■ **Task prompt**: Leave out the pictures and repeat every record exactly.

Entries with figure data:
=-=-=
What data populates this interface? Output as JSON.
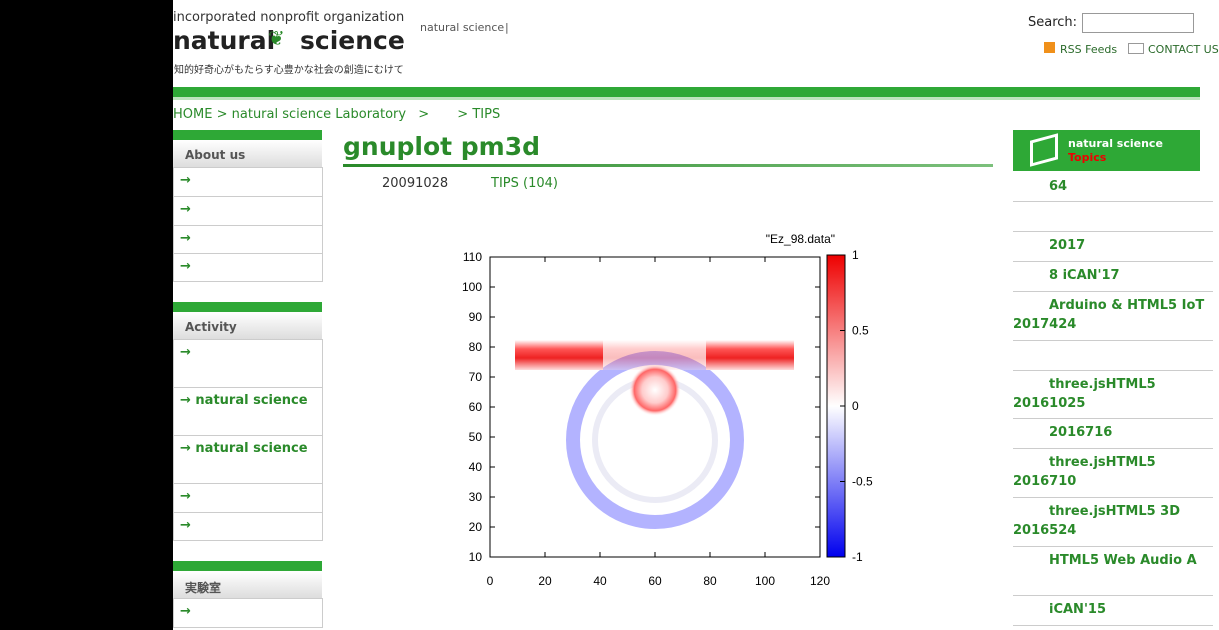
{
  "header": {
    "org": "incorporated nonprofit organization",
    "logo_left": "natural",
    "logo_right": "science",
    "tagline": "知的好奇心がもたらす心豊かな社会の創造にむけて",
    "nav": "natural science",
    "nav_sep": "|",
    "search_label": "Search:",
    "rss": "RSS Feeds",
    "contact": "CONTACT US"
  },
  "breadcrumb": {
    "items": [
      "HOME",
      "natural science Laboratory",
      "TIPS"
    ],
    "separator": ">"
  },
  "left_sidebar": [
    {
      "title": "About us",
      "items": [
        "→",
        "→",
        "→",
        "→"
      ]
    },
    {
      "title": "Activity",
      "items": [
        "→",
        "→  natural science",
        "→  natural science",
        "→",
        "→"
      ]
    },
    {
      "title": "実験室",
      "items": [
        "→"
      ]
    }
  ],
  "article": {
    "title": "gnuplot pm3d",
    "date": "20091028",
    "category": "TIPS (104)"
  },
  "plot": {
    "title": "\"Ez_98.data\"",
    "xlim": [
      0,
      120
    ],
    "xticks": [
      0,
      20,
      40,
      60,
      80,
      100,
      120
    ],
    "ylim": [
      10,
      110
    ],
    "yticks": [
      10,
      20,
      30,
      40,
      50,
      60,
      70,
      80,
      90,
      100,
      110
    ],
    "clim": [
      -1,
      1
    ],
    "cticks": [
      1,
      0.5,
      0,
      -0.5,
      -1
    ]
  },
  "right_sidebar": {
    "title": "natural science",
    "subtitle": "Topics",
    "items": [
      [
        "64"
      ],
      [
        "2017"
      ],
      [
        "8 iCAN'17"
      ],
      [
        "Arduino & HTML5 IoT",
        "2017424"
      ],
      [
        "three.jsHTML5",
        "20161025"
      ],
      [
        "2016716"
      ],
      [
        "three.jsHTML5",
        "2016710"
      ],
      [
        "three.jsHTML5 3D",
        "2016524"
      ],
      [
        "HTML5  Web Audio A"
      ],
      [
        "iCAN'15"
      ]
    ]
  }
}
=-=-=
■ **The output**:
What data populates this interface? Output as JSON.
{
  "header": {
    "org": "incorporated nonprofit organization",
    "logo_left": "natural",
    "logo_right": "science",
    "tagline": "知的好奇心がもたらす心豊かな社会の創造にむけて",
    "nav": "natural science",
    "nav_sep": "|",
    "search_label": "Search:",
    "rss": "RSS Feeds",
    "contact": "CONTACT US"
  },
  "breadcrumb": {
    "items": [
      "HOME",
      "natural science Laboratory",
      "TIPS"
    ],
    "separator": ">"
  },
  "left_sidebar": [
    {
      "title": "About us",
      "items": [
        "→",
        "→",
        "→",
        "→"
      ]
    },
    {
      "title": "Activity",
      "items": [
        "→",
        "→  natural science",
        "→  natural science",
        "→",
        "→"
      ]
    },
    {
      "title": "実験室",
      "items": [
        "→"
      ]
    }
  ],
  "article": {
    "title": "gnuplot pm3d",
    "date": "20091028",
    "category": "TIPS (104)"
  },
  "plot": {
    "title": "\"Ez_98.data\"",
    "xlim": [
      0,
      120
    ],
    "xticks": [
      0,
      20,
      40,
      60,
      80,
      100,
      120
    ],
    "ylim": [
      10,
      110
    ],
    "yticks": [
      10,
      20,
      30,
      40,
      50,
      60,
      70,
      80,
      90,
      100,
      110
    ],
    "clim": [
      -1,
      1
    ],
    "cticks": [
      1,
      0.5,
      0,
      -0.5,
      -1
    ]
  },
  "right_sidebar": {
    "title": "natural science",
    "subtitle": "Topics",
    "items": [
      [
        "64"
      ],
      [
        "2017"
      ],
      [
        "8 iCAN'17"
      ],
      [
        "Arduino & HTML5 IoT",
        "2017424"
      ],
      [
        "three.jsHTML5",
        "20161025"
      ],
      [
        "2016716"
      ],
      [
        "three.jsHTML5",
        "2016710"
      ],
      [
        "three.jsHTML5 3D",
        "2016524"
      ],
      [
        "HTML5  Web Audio A"
      ],
      [
        "iCAN'15"
      ]
    ]
  }
}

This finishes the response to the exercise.